## Supplied text

══════

Pastor's Page
By Fr. George Welzbacher
  
June 7, 2009

President Obama has made it very clear that, over and above intellectual competence, the distinctive quality that he is searching for in evaluating candidates for nomination to the U. S. Supreme Court is empathy, a word defined in the Shorter Oxford English Dictionary as "the power of mentally identifying oneself with (and so fully comprehending) a person or object of contemplation."  The dictionary provides, by way of illustration, a statement of Martin Luther King: "Pity is feeling sorry for someone; empathy is feeling sorry with someone." Those who consider all human life to be sacred and who hold innocent human life to be inviolable can only hope that the President's recently announced nominee, Sonia Sotomayor, will feel empathy for, or, in other words, will "mentally identify herself with" the most innocent and the most defenseless and thus the most deserving of help of all human beings, the unborn child.

Judge Sotomayor, a Puerto Rican émigrée, has been identified in the media as a Roman Catholic. Whether such imputed Catholicity carries with it a commitment to respect and to protect an unborn child's absolute right to life cannot in today's world be taken for granted. Intimations with respect to her position on this issue can perhaps be gleaned from the evaluations of her candidacy published in two of our nation's leading newspapers. May I share those evaluations with you here. The first is from last Sunday's New York Times (May 31). The second is from The Wall Street Journal for May 27.

Sotomayor Would Be Sixth Catholic Justice, but the Pigeonholing Ends There
By Laurie Goodstein
New York Times, May 31, 2009

If Judge Sonia Sotomayor is confirmed for a seat on the Supreme Court, she will be the sixth of the Justices who are Roman Catholic - a stunning robed portrait in a country where Catholics were once targets of discrimination and suspicion.

Four of the Catholics an the court are reported to be committed attendees of Mass, and they make up the court's solid conservative bloc-Chief Justice John G. Roberts Jr. and Justices Antonin Scalia, Clarence Thomas and Samuel A. Alito Jr. The fifth Catholic Justice Anthony M. Kennedy, often votes with them.

There are indications that Judge Solomayor is more like the majority of American Catholics: those who were raised in the faith and were shaped by its values, but who do not attend Mass regularly and are not particularly active in religious life. Like many Americans, Judge Sotomayor may be what religion scholars call a "cultural Catholic"-a category that could say something about her political and social attitudes.

══════

## To be done
1. Do the following statements agree with the pastor's column? For each, answer yes or no and quote the exact words of the column that decide it. (a) If confirmed, Sotomayor would join five Justices who are already Roman Catholic. (b) Justice Kennedy is said to always vote with the court's conservative bloc. (c) The Wall Street Journal evaluation shared in the column is dated May 31.
2. Reproduce the part of the pastor's column that opens with the words containing "Sotomayor Would Be" and closes with "votes with them.".

## Information shown
══════

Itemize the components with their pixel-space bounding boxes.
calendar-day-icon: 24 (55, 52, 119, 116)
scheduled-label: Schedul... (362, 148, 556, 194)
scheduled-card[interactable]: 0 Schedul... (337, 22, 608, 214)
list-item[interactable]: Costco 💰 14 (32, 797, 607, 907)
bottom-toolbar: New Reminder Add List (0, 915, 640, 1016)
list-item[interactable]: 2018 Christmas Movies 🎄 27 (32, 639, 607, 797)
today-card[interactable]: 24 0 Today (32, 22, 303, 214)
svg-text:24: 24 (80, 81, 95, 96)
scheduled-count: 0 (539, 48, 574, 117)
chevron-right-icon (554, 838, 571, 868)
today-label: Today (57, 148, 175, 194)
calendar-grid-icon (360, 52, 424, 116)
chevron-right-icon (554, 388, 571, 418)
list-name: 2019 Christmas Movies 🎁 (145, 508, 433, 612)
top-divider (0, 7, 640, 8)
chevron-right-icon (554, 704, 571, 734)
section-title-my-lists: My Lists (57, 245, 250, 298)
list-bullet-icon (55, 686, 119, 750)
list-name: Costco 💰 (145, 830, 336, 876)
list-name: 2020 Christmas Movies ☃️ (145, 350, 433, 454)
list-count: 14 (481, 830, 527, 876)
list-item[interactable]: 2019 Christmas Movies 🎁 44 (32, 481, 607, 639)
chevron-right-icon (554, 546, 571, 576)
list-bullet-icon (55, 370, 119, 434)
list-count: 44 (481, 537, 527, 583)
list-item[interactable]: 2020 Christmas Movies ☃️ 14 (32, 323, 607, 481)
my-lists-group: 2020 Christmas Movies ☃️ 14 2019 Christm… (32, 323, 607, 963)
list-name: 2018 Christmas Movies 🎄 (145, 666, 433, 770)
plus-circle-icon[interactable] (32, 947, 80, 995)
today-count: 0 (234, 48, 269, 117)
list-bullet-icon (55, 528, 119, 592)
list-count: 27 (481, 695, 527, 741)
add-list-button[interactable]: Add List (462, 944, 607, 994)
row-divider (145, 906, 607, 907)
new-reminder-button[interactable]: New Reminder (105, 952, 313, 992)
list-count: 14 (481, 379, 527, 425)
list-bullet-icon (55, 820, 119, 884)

══════

## Task-by-task results
1.
(a) Yes: "she will be the sixth of the Justices who are Roman Catholic"
(b) No: "The fifth Catholic Justice Anthony M. Kennedy, often votes with them."
(c) No: "The second is from The Wall Street Journal for May 27."

2.
Sotomayor Would Be Sixth Catholic Justice, but the Pigeonholing Ends There
By Laurie Goodstein
New York Times, May 31, 2009

If Judge Sonia Sotomayor is confirmed for a seat on the Supreme Court, she will be the sixth of the Justices who are Roman Catholic - a stunning robed portrait in a country where Catholics were once targets of discrimination and suspicion.

Four of the Catholics an the court are reported to be committed attendees of Mass, and they make up the court's solid conservative bloc-Chief Justice John G. Roberts Jr. and Justices Antonin Scalia, Clarence Thomas and Samuel A. Alito Jr. The fifth Catholic Justice Anthony M. Kennedy, often votes with them.